▸ **EXTRACTED RECORDS**
==================================================

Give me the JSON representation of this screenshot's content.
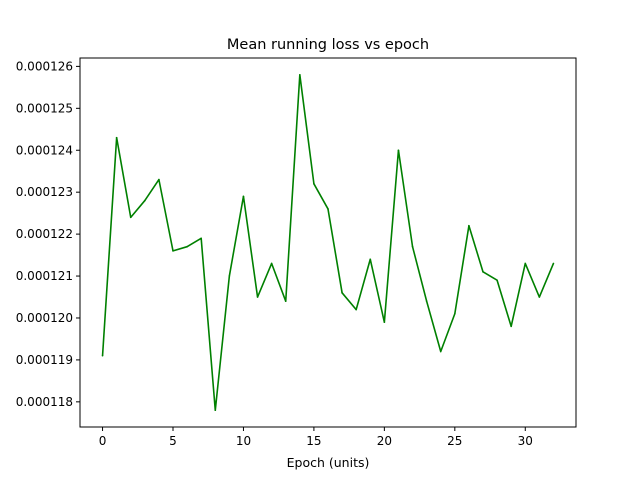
{
  "chart_data": {
    "type": "line",
    "title": "Mean running loss vs epoch",
    "xlabel": "Epoch (units)",
    "ylabel": "",
    "grid": false,
    "legend": false,
    "xlim": [
      -1.6,
      33.6
    ],
    "ylim": [
      0.0001174,
      0.0001262
    ],
    "x_ticks": [
      0,
      5,
      10,
      15,
      20,
      25,
      30
    ],
    "y_ticks": [
      0.000118,
      0.000119,
      0.00012,
      0.000121,
      0.000122,
      0.000123,
      0.000124,
      0.000125,
      0.000126
    ],
    "x_tick_labels": [
      "0",
      "5",
      "10",
      "15",
      "20",
      "25",
      "30"
    ],
    "y_tick_labels": [
      "0.000118",
      "0.000119",
      "0.000120",
      "0.000121",
      "0.000122",
      "0.000123",
      "0.000124",
      "0.000125",
      "0.000126"
    ],
    "series": [
      {
        "color": "#008000",
        "x": [
          0,
          1,
          2,
          3,
          4,
          5,
          6,
          7,
          8,
          9,
          10,
          11,
          12,
          13,
          14,
          15,
          16,
          17,
          18,
          19,
          20,
          21,
          22,
          23,
          24,
          25,
          26,
          27,
          28,
          29,
          30,
          31,
          32
        ],
        "y": [
          0.0001191,
          0.0001243,
          0.0001224,
          0.0001228,
          0.0001233,
          0.0001216,
          0.0001217,
          0.0001219,
          0.0001178,
          0.000121,
          0.0001229,
          0.0001205,
          0.0001213,
          0.0001204,
          0.0001258,
          0.0001232,
          0.0001226,
          0.0001206,
          0.0001202,
          0.0001214,
          0.0001199,
          0.000124,
          0.0001217,
          0.0001204,
          0.0001192,
          0.0001201,
          0.0001222,
          0.0001211,
          0.0001209,
          0.0001198,
          0.0001213,
          0.0001205,
          0.0001213
        ]
      }
    ]
  }
}
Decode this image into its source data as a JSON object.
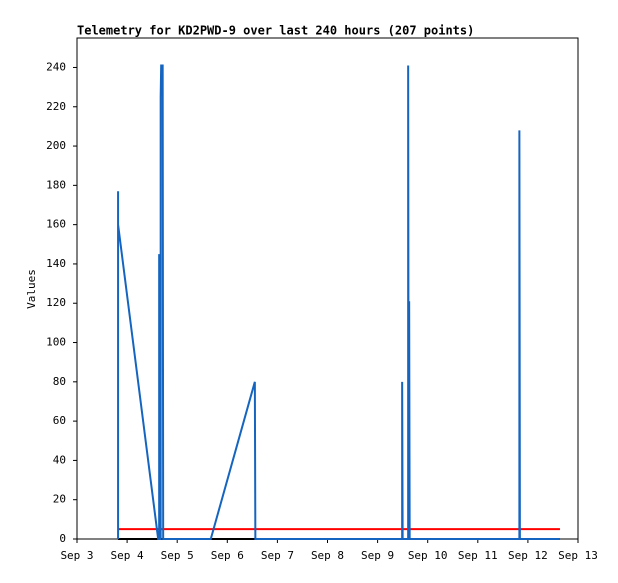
{
  "chart_data": {
    "type": "line",
    "title": "Telemetry for KD2PWD-9 over last 240 hours (207 points)",
    "y_label": "Values",
    "xlim": [
      3,
      13
    ],
    "xticks": [
      {
        "value": 3,
        "label": "Sep 3"
      },
      {
        "value": 4,
        "label": "Sep 4"
      },
      {
        "value": 5,
        "label": "Sep 5"
      },
      {
        "value": 6,
        "label": "Sep 6"
      },
      {
        "value": 7,
        "label": "Sep 7"
      },
      {
        "value": 8,
        "label": "Sep 8"
      },
      {
        "value": 9,
        "label": "Sep 9"
      },
      {
        "value": 10,
        "label": "Sep 10"
      },
      {
        "value": 11,
        "label": "Sep 11"
      },
      {
        "value": 12,
        "label": "Sep 12"
      },
      {
        "value": 13,
        "label": "Sep 13"
      }
    ],
    "ylim": [
      0,
      255
    ],
    "yticks": [
      0,
      20,
      40,
      60,
      80,
      100,
      120,
      140,
      160,
      180,
      200,
      220,
      240
    ],
    "series": [
      {
        "color": "#000000",
        "x": [
          3.82,
          12.64
        ],
        "values": [
          0,
          0
        ]
      },
      {
        "color": "#ff0000",
        "x": [
          3.82,
          12.64
        ],
        "values": [
          5,
          5
        ]
      },
      {
        "color": "#1565c0",
        "x": [
          3.82,
          3.82,
          3.82,
          4.62,
          4.64,
          4.64,
          4.65,
          4.67,
          4.67,
          4.68,
          4.71,
          4.72,
          5.67,
          6.55,
          6.56,
          9.49,
          9.49,
          9.5,
          9.61,
          9.61,
          9.62,
          9.63,
          9.63,
          9.64,
          11.83,
          11.83,
          11.84,
          12.64
        ],
        "values": [
          0,
          177,
          160,
          0,
          0,
          145,
          0,
          0,
          225,
          241,
          241,
          0,
          0,
          80,
          0,
          0,
          80,
          0,
          0,
          241,
          0,
          0,
          121,
          0,
          0,
          208,
          0,
          0
        ]
      }
    ]
  }
}
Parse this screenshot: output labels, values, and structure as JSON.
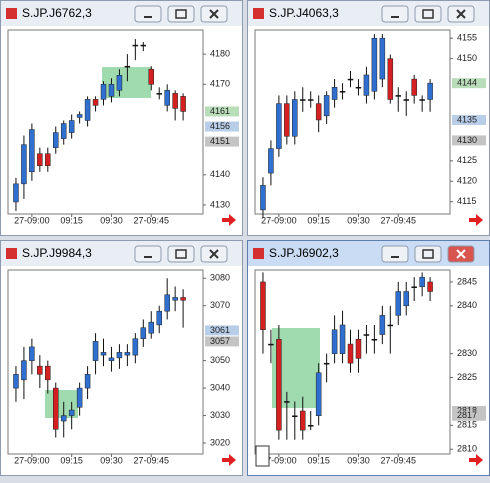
{
  "chart_data": [
    {
      "type": "candlestick",
      "title": "S.JP.J6762,3",
      "open": [
        4131,
        4137,
        4141,
        4147,
        4147,
        4149,
        4152,
        4154,
        4159,
        4158,
        4165,
        4165,
        4166,
        4168,
        4176,
        4183,
        4183,
        4175,
        4167,
        4163,
        4167,
        4166
      ],
      "high": [
        4139,
        4153,
        4157,
        4149,
        4149,
        4156,
        4158,
        4160,
        4161,
        4166,
        4166,
        4171,
        4172,
        4175,
        4180,
        4185,
        4184,
        4176,
        4169,
        4170,
        4168,
        4167
      ],
      "low": [
        4128,
        4132,
        4138,
        4141,
        4141,
        4147,
        4150,
        4152,
        4157,
        4156,
        4161,
        4163,
        4164,
        4166,
        4171,
        4178,
        4181,
        4168,
        4165,
        4161,
        4158,
        4158
      ],
      "close": [
        4137,
        4150,
        4155,
        4143,
        4143,
        4154,
        4157,
        4158,
        4160,
        4165,
        4163,
        4170,
        4170,
        4173,
        4176,
        4183,
        4183,
        4170,
        4167,
        4168,
        4162,
        4161
      ],
      "up_color": "#2f6fd0",
      "down_color": "#d42020",
      "xlim": [
        -1,
        23.5
      ],
      "ylim": [
        4127,
        4188
      ],
      "xticks": [
        {
          "value": 2,
          "label": "27-09:00"
        },
        {
          "value": 7,
          "label": "09:15"
        },
        {
          "value": 12,
          "label": "09:30"
        },
        {
          "value": 17,
          "label": "27-09:45"
        }
      ],
      "yticks": [
        4130,
        4140,
        4170,
        4180
      ],
      "tag_values": [
        4161,
        4156,
        4151
      ],
      "tag_colors": [
        "#b9dcb9",
        "#b8cde8",
        "#c4c4c4"
      ]
    },
    {
      "type": "candlestick",
      "title": "S.JP.J4063,3",
      "open": [
        4113,
        4122,
        4128,
        4139,
        4131,
        4140,
        4140,
        4139,
        4136,
        4140,
        4142,
        4145,
        4143,
        4141,
        4142,
        4145,
        4150,
        4141,
        4140,
        4145,
        4140,
        4140
      ],
      "high": [
        4121,
        4130,
        4141,
        4141,
        4142,
        4143,
        4142,
        4141,
        4142,
        4145,
        4144,
        4147,
        4145,
        4148,
        4156,
        4156,
        4151,
        4143,
        4142,
        4146,
        4141,
        4145
      ],
      "low": [
        4111,
        4119,
        4126,
        4129,
        4129,
        4137,
        4138,
        4132,
        4134,
        4138,
        4140,
        4143,
        4141,
        4139,
        4140,
        4143,
        4139,
        4137,
        4136,
        4139,
        4137,
        4137
      ],
      "close": [
        4119,
        4128,
        4139,
        4131,
        4140,
        4140,
        4140,
        4135,
        4141,
        4143,
        4142,
        4145,
        4143,
        4146,
        4155,
        4155,
        4140,
        4141,
        4140,
        4141,
        4140,
        4144
      ],
      "up_color": "#2f6fd0",
      "down_color": "#d42020",
      "xlim": [
        -1,
        23.5
      ],
      "ylim": [
        4112,
        4157
      ],
      "xticks": [
        {
          "value": 2,
          "label": "27-09:00"
        },
        {
          "value": 7,
          "label": "09:15"
        },
        {
          "value": 12,
          "label": "09:30"
        },
        {
          "value": 17,
          "label": "27-09:45"
        }
      ],
      "yticks": [
        4115,
        4120,
        4125,
        4150,
        4155
      ],
      "tag_values": [
        4144,
        4135,
        4130
      ],
      "tag_colors": [
        "#b9dcb9",
        "#b8cde8",
        "#c4c4c4"
      ]
    },
    {
      "type": "candlestick",
      "title": "S.JP.J9984,3",
      "open": [
        3040,
        3043,
        3050,
        3048,
        3048,
        3040,
        3028,
        3030,
        3033,
        3040,
        3050,
        3052,
        3050,
        3051,
        3052,
        3052,
        3058,
        3060,
        3063,
        3068,
        3072,
        3073
      ],
      "high": [
        3048,
        3055,
        3058,
        3052,
        3050,
        3042,
        3035,
        3035,
        3042,
        3048,
        3060,
        3058,
        3055,
        3056,
        3056,
        3060,
        3065,
        3068,
        3070,
        3080,
        3077,
        3076
      ],
      "low": [
        3035,
        3036,
        3045,
        3040,
        3038,
        3022,
        3022,
        3025,
        3030,
        3036,
        3045,
        3048,
        3046,
        3047,
        3048,
        3049,
        3055,
        3058,
        3060,
        3065,
        3068,
        3062
      ],
      "close": [
        3045,
        3050,
        3055,
        3045,
        3043,
        3025,
        3030,
        3032,
        3040,
        3045,
        3057,
        3053,
        3051,
        3053,
        3053,
        3058,
        3062,
        3064,
        3068,
        3074,
        3073,
        3072
      ],
      "up_color": "#2f6fd0",
      "down_color": "#d42020",
      "xlim": [
        -1,
        23.5
      ],
      "ylim": [
        3016,
        3083
      ],
      "xticks": [
        {
          "value": 2,
          "label": "27-09:00"
        },
        {
          "value": 7,
          "label": "09:15"
        },
        {
          "value": 12,
          "label": "09:30"
        },
        {
          "value": 17,
          "label": "27-09:45"
        }
      ],
      "yticks": [
        3020,
        3030,
        3040,
        3050,
        3070,
        3080
      ],
      "tag_values": [
        3061,
        3057
      ],
      "tag_colors": [
        "#b8cde8",
        "#c4c4c4"
      ]
    },
    {
      "type": "candlestick",
      "title": "S.JP.J6902,3",
      "open": [
        2845,
        2832,
        2833,
        2820,
        2817,
        2818,
        2815,
        2817,
        2828,
        2830,
        2830,
        2832,
        2833,
        2834,
        2833,
        2834,
        2836,
        2838,
        2840,
        2844,
        2844,
        2845
      ],
      "high": [
        2847,
        2835,
        2836,
        2822,
        2820,
        2821,
        2818,
        2828,
        2830,
        2838,
        2839,
        2835,
        2835,
        2836,
        2836,
        2840,
        2840,
        2845,
        2845,
        2846,
        2847,
        2846
      ],
      "low": [
        2830,
        2828,
        2812,
        2812,
        2812,
        2812,
        2814,
        2815,
        2824,
        2828,
        2828,
        2826,
        2826,
        2830,
        2830,
        2832,
        2830,
        2836,
        2838,
        2841,
        2842,
        2841
      ],
      "close": [
        2835,
        2832,
        2814,
        2820,
        2817,
        2814,
        2815,
        2826,
        2828,
        2835,
        2836,
        2828,
        2829,
        2834,
        2833,
        2838,
        2836,
        2843,
        2843,
        2844,
        2846,
        2843
      ],
      "up_color": "#2f6fd0",
      "down_color": "#d42020",
      "xlim": [
        -1,
        23.5
      ],
      "ylim": [
        2809,
        2847.5
      ],
      "xticks": [
        {
          "value": 2,
          "label": "27-09:00"
        },
        {
          "value": 7,
          "label": "09:15"
        },
        {
          "value": 12,
          "label": "09:30"
        },
        {
          "value": 17,
          "label": "27-09:45"
        }
      ],
      "yticks": [
        2810,
        2815,
        2825,
        2830,
        2840,
        2845
      ],
      "tag_values": [
        2818,
        2817
      ],
      "tag_colors": [
        "#c4c4c4",
        "#c4c4c4"
      ]
    }
  ]
}
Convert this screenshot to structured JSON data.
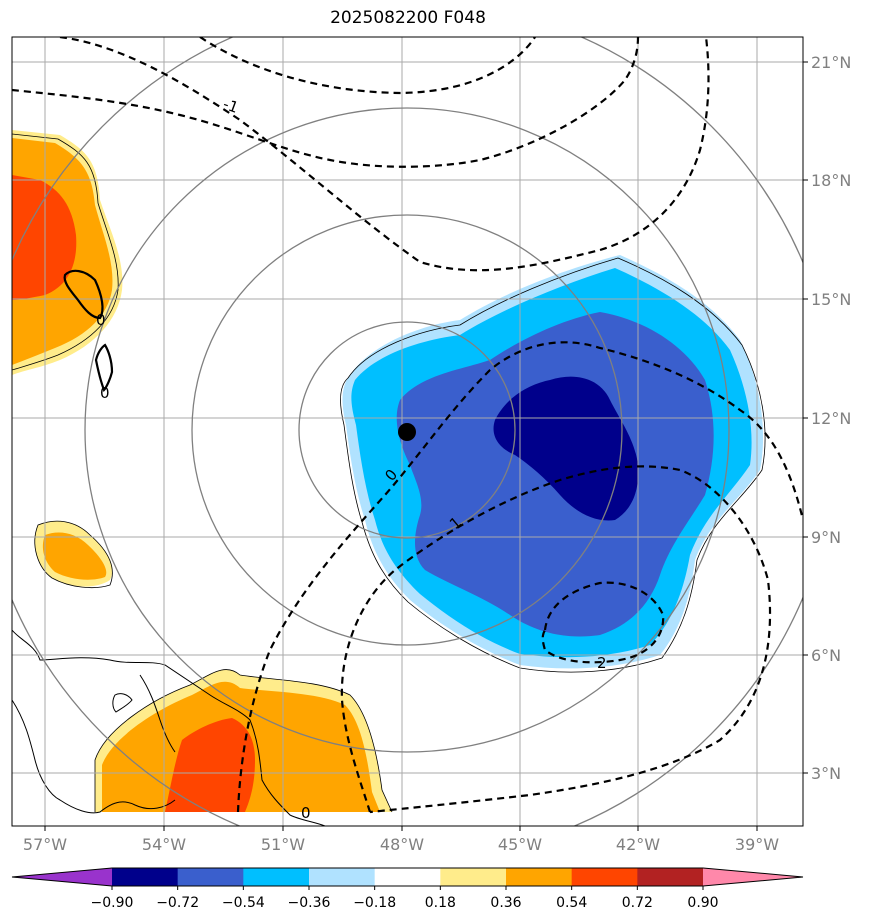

==================================================

Copy every line that contains the string "title".

    "title": "Mean running loss vs epoch",
    "title": "Telemetry for KD2PWD-9 over last 240 hours (207 points)",
      "title": "S.JP.J6762,3",
      "title": "S.JP.J4063,3",
      "title": "S.JP.J9984,3",
      "title": "S.JP.J6902,3",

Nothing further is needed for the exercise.